→ **Data records**:
--------------------------------------------------
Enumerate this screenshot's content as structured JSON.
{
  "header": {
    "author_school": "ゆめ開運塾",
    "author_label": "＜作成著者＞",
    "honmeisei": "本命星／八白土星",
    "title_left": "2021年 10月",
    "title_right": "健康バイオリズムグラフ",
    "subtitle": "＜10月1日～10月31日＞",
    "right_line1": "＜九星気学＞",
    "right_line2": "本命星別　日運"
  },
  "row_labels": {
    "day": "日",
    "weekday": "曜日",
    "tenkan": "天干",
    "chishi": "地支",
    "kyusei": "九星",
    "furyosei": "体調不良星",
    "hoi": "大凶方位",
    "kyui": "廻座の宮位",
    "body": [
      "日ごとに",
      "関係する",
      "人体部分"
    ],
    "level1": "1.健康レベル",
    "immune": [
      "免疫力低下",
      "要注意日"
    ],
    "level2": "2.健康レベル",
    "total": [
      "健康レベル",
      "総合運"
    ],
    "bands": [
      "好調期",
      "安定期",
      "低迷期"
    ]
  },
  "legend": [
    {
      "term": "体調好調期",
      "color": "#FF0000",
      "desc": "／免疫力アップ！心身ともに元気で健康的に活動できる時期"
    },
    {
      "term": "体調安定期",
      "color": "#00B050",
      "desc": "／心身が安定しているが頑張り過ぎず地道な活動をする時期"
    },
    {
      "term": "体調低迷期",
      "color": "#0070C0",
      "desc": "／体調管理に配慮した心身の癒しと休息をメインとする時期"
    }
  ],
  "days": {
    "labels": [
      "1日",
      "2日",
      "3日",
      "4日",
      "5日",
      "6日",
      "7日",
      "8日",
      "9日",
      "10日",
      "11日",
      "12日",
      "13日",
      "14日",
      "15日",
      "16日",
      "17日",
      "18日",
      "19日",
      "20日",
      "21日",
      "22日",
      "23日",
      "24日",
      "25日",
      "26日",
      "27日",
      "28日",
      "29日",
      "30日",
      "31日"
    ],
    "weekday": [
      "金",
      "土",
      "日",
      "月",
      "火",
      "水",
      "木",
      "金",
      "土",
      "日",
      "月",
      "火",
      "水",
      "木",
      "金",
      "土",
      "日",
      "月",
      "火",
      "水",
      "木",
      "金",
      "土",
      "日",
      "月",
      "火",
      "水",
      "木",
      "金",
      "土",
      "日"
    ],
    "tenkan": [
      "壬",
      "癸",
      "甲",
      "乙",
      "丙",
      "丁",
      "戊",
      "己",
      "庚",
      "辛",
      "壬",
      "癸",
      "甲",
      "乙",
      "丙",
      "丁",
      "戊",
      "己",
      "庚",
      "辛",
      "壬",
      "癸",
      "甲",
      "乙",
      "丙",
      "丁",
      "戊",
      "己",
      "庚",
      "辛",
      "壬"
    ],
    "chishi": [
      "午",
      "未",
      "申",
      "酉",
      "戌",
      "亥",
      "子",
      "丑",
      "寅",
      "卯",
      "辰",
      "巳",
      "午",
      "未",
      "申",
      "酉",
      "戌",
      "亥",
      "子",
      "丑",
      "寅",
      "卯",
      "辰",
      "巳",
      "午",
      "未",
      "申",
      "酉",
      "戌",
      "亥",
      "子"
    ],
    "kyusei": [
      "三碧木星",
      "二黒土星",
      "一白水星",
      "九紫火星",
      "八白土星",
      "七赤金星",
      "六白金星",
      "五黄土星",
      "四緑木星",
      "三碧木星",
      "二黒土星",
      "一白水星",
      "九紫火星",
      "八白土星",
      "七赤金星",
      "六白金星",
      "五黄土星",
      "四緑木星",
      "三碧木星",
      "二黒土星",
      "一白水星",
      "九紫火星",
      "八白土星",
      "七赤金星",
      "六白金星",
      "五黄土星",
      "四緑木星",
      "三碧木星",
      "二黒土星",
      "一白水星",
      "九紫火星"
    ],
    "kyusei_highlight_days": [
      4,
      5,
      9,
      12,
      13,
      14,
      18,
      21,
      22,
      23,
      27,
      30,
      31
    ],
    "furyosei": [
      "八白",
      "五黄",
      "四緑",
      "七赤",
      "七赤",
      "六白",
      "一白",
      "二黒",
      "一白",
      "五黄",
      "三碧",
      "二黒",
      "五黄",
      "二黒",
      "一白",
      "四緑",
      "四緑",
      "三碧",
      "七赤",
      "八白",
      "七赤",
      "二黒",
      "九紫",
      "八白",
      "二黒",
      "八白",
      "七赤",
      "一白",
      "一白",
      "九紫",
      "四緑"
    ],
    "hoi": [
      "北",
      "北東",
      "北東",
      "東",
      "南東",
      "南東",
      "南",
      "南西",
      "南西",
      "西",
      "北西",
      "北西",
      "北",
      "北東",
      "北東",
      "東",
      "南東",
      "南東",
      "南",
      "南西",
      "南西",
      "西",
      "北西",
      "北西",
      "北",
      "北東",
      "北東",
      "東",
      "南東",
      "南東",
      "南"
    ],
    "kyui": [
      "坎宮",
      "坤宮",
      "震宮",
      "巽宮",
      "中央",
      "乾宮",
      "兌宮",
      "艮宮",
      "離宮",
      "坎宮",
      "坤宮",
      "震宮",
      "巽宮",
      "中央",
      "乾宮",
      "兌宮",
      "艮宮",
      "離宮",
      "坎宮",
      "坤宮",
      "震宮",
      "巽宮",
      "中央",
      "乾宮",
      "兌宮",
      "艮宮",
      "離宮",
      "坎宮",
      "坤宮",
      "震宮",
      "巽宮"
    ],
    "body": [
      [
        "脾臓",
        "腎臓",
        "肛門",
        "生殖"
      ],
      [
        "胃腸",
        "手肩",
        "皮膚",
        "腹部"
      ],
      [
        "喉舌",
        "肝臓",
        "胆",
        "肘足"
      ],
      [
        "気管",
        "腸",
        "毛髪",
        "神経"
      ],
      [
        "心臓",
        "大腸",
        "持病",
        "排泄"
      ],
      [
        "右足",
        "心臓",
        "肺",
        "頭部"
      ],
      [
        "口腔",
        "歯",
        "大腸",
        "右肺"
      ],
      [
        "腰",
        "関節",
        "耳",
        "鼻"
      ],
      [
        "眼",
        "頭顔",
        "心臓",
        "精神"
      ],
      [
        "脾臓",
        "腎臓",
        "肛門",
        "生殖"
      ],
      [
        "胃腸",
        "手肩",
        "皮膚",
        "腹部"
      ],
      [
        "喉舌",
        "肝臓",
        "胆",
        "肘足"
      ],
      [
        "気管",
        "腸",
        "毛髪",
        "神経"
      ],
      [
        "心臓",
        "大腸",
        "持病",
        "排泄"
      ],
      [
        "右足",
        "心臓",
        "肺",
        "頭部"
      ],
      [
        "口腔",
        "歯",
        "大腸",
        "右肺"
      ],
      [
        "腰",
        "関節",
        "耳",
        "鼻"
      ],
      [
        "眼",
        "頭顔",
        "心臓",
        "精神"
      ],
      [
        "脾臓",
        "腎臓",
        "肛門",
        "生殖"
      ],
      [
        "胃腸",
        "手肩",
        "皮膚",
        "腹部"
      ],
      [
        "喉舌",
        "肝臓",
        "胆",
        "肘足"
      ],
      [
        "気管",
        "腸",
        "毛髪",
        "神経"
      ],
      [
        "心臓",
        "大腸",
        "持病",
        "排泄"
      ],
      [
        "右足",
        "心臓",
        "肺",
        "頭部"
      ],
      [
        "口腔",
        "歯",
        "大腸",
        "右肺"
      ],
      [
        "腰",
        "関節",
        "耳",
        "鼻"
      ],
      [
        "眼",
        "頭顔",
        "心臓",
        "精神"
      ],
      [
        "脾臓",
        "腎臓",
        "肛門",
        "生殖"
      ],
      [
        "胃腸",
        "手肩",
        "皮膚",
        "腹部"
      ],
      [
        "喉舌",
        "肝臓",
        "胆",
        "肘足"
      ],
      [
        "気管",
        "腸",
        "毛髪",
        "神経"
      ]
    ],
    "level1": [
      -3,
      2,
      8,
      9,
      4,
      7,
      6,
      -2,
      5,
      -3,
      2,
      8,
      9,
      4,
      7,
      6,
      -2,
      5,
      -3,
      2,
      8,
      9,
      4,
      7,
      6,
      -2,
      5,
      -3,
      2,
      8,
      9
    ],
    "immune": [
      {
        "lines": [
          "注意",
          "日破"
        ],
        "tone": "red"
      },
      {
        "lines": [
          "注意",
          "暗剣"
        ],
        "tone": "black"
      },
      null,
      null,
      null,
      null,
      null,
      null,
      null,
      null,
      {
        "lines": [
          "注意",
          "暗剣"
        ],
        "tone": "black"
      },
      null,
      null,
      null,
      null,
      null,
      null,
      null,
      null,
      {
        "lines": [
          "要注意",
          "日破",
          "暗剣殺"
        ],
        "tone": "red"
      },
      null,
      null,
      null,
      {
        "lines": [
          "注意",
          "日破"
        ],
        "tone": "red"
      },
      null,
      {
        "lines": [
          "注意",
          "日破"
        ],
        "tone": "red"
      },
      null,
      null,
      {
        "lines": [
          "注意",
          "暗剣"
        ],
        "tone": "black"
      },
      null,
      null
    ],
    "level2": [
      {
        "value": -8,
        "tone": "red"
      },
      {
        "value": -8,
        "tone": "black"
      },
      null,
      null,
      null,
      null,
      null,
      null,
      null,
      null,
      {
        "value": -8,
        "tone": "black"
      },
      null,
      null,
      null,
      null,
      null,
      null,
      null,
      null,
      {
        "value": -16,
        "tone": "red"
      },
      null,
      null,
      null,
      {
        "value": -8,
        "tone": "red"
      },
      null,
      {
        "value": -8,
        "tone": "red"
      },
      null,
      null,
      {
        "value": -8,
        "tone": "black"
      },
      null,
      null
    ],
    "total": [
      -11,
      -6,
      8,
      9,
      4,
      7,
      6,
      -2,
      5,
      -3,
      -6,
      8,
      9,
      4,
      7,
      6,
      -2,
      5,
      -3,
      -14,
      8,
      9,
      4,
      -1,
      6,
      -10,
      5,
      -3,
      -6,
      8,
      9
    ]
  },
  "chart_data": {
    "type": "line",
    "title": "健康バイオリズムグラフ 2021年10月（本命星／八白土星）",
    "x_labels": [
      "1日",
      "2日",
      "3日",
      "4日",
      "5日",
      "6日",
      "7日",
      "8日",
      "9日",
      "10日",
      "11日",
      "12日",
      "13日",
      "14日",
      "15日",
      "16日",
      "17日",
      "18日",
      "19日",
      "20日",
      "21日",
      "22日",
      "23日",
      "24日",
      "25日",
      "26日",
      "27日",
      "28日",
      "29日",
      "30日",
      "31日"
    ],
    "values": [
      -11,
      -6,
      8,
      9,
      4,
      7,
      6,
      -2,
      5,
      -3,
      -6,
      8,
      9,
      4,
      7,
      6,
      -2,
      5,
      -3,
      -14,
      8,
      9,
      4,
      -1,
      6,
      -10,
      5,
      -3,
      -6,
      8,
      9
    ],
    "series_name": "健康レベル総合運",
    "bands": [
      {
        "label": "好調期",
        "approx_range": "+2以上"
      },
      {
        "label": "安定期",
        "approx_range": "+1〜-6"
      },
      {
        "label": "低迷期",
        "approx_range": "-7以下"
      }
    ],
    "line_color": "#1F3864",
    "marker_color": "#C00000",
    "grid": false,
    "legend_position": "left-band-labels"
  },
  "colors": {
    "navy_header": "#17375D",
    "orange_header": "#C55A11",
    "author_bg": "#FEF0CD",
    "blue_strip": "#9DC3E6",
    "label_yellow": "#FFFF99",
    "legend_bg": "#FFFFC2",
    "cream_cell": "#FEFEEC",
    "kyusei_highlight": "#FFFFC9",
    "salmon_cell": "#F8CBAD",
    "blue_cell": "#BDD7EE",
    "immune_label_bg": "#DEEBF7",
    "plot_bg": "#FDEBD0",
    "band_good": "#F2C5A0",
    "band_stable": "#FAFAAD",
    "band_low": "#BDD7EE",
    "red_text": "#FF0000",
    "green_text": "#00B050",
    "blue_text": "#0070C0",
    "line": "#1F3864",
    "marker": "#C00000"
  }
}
--------------------------------------------------
→ **Your instructions**: How many lines of the entries above hold the string "desc"? Reply with the number alone.

→ **Exercise result**: 3